§ Stated exercise: The entries that follow should be written out exactly.

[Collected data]
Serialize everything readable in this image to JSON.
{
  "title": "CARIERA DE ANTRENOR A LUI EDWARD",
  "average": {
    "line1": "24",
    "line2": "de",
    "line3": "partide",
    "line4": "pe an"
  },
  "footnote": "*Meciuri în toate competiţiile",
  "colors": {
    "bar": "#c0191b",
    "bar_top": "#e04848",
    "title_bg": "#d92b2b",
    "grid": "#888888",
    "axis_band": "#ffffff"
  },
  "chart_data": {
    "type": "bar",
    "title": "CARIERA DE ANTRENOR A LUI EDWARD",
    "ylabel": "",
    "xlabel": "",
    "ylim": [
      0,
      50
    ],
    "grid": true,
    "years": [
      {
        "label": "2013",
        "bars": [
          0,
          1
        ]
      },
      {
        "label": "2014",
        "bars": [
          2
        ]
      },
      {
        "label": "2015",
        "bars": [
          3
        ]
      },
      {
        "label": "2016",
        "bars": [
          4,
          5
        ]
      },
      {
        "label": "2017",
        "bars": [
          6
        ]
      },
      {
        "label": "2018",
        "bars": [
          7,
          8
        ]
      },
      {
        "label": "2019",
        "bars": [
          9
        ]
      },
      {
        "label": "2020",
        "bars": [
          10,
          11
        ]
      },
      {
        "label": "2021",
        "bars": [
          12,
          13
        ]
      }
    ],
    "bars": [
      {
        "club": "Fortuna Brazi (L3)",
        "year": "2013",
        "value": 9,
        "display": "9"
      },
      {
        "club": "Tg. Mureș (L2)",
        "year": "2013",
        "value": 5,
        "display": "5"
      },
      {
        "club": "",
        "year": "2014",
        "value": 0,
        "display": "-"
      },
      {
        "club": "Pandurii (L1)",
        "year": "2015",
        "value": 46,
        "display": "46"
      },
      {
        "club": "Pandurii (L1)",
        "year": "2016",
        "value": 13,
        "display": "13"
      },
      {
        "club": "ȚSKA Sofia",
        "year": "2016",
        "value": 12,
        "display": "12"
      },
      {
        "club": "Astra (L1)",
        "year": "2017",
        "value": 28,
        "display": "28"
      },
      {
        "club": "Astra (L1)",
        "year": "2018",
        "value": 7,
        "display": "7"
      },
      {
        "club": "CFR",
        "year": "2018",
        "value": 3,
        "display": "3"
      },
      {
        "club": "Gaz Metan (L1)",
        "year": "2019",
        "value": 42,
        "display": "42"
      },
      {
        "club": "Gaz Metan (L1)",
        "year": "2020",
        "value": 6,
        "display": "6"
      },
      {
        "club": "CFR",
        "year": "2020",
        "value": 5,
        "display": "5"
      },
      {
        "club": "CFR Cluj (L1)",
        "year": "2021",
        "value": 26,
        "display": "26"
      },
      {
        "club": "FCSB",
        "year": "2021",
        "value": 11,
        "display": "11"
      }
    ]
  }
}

§ Solution for this task:
Serialize everything readable in this image to JSON.
{
  "title": "CARIERA DE ANTRENOR A LUI EDWARD",
  "average": {
    "line1": "24",
    "line2": "de",
    "line3": "partide",
    "line4": "pe an"
  },
  "footnote": "*Meciuri în toate competiţiile",
  "colors": {
    "bar": "#c0191b",
    "bar_top": "#e04848",
    "title_bg": "#d92b2b",
    "grid": "#888888",
    "axis_band": "#ffffff"
  },
  "chart_data": {
    "type": "bar",
    "title": "CARIERA DE ANTRENOR A LUI EDWARD",
    "ylabel": "",
    "xlabel": "",
    "ylim": [
      0,
      50
    ],
    "grid": true,
    "years": [
      {
        "label": "2013",
        "bars": [
          0,
          1
        ]
      },
      {
        "label": "2014",
        "bars": [
          2
        ]
      },
      {
        "label": "2015",
        "bars": [
          3
        ]
      },
      {
        "label": "2016",
        "bars": [
          4,
          5
        ]
      },
      {
        "label": "2017",
        "bars": [
          6
        ]
      },
      {
        "label": "2018",
        "bars": [
          7,
          8
        ]
      },
      {
        "label": "2019",
        "bars": [
          9
        ]
      },
      {
        "label": "2020",
        "bars": [
          10,
          11
        ]
      },
      {
        "label": "2021",
        "bars": [
          12,
          13
        ]
      }
    ],
    "bars": [
      {
        "club": "Fortuna Brazi (L3)",
        "year": "2013",
        "value": 9,
        "display": "9"
      },
      {
        "club": "Tg. Mureș (L2)",
        "year": "2013",
        "value": 5,
        "display": "5"
      },
      {
        "club": "",
        "year": "2014",
        "value": 0,
        "display": "-"
      },
      {
        "club": "Pandurii (L1)",
        "year": "2015",
        "value": 46,
        "display": "46"
      },
      {
        "club": "Pandurii (L1)",
        "year": "2016",
        "value": 13,
        "display": "13"
      },
      {
        "club": "ȚSKA Sofia",
        "year": "2016",
        "value": 12,
        "display": "12"
      },
      {
        "club": "Astra (L1)",
        "year": "2017",
        "value": 28,
        "display": "28"
      },
      {
        "club": "Astra (L1)",
        "year": "2018",
        "value": 7,
        "display": "7"
      },
      {
        "club": "CFR",
        "year": "2018",
        "value": 3,
        "display": "3"
      },
      {
        "club": "Gaz Metan (L1)",
        "year": "2019",
        "value": 42,
        "display": "42"
      },
      {
        "club": "Gaz Metan (L1)",
        "year": "2020",
        "value": 6,
        "display": "6"
      },
      {
        "club": "CFR",
        "year": "2020",
        "value": 5,
        "display": "5"
      },
      {
        "club": "CFR Cluj (L1)",
        "year": "2021",
        "value": 26,
        "display": "26"
      },
      {
        "club": "FCSB",
        "year": "2021",
        "value": 11,
        "display": "11"
      }
    ]
  }
}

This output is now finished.